> [THE TASK]: Please copy every line of the records below that holds the word "communication".

Begin INPUT

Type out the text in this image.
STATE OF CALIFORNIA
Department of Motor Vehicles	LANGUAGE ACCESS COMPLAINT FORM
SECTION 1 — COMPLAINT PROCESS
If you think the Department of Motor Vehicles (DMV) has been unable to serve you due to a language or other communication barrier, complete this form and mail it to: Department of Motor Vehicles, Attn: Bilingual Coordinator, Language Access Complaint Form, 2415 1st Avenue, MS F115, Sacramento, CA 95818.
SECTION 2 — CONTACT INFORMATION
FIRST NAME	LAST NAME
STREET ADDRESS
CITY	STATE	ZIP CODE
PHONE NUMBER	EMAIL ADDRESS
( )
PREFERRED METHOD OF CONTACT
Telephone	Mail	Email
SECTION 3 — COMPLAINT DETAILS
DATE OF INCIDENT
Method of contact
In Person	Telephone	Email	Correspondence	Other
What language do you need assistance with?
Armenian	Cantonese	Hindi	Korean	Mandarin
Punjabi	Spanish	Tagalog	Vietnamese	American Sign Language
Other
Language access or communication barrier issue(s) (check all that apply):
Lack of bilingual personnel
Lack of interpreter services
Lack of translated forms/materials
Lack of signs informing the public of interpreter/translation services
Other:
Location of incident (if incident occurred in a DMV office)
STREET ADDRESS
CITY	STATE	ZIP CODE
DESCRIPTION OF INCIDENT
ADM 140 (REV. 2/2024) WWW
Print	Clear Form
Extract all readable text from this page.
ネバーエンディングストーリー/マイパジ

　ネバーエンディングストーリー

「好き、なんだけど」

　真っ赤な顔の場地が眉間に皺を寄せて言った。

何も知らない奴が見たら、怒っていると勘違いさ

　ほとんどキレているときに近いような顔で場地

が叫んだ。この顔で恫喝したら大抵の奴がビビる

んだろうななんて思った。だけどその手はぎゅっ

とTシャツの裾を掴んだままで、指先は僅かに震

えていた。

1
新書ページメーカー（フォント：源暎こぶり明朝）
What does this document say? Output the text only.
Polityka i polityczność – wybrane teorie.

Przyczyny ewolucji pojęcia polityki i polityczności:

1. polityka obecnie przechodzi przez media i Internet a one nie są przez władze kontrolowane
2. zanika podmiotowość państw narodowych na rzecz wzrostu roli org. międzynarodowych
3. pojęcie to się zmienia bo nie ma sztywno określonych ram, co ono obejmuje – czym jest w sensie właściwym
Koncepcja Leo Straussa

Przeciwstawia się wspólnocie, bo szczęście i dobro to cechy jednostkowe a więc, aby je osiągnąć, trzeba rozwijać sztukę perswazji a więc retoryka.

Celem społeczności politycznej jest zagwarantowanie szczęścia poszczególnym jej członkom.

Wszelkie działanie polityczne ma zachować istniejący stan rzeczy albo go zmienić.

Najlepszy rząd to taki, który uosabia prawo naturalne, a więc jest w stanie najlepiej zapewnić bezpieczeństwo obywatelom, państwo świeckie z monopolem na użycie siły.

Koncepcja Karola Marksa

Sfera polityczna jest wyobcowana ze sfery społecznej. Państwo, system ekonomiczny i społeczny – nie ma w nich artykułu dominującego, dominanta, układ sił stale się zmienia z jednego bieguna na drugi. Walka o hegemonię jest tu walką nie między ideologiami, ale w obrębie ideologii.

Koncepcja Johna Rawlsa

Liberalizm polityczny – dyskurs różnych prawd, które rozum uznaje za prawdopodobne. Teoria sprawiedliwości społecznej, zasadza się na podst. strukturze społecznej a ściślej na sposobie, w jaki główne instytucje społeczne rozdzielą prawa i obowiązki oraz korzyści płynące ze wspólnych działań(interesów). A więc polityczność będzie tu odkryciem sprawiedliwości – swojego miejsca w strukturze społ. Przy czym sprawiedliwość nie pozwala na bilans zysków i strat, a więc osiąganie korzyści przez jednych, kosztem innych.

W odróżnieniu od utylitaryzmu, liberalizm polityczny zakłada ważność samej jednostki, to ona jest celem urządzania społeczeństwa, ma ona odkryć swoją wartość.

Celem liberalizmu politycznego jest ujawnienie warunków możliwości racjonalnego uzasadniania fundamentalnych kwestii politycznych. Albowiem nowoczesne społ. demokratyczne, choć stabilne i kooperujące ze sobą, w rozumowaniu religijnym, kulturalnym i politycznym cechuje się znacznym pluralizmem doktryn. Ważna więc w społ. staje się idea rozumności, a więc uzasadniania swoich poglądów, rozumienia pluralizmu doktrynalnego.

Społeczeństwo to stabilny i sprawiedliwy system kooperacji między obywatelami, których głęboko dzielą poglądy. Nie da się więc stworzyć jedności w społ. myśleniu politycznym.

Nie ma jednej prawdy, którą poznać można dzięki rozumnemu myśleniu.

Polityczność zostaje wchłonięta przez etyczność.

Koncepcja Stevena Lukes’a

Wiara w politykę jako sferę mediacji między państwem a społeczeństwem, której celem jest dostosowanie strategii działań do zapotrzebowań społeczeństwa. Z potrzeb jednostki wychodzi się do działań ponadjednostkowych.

End INPUT

> [WRITTEN ANSWER]:
If you think the Department of Motor Vehicles (DMV) has been unable to serve you due to a language or other communication barrier, complete this form and mail it to: Department of Motor Vehicles, Attn: Bilingual Coordinator, Language Access Complaint Form, 2415 1st Avenue, MS F115, Sacramento, CA 95818.
Language access or communication barrier issue(s) (check all that apply):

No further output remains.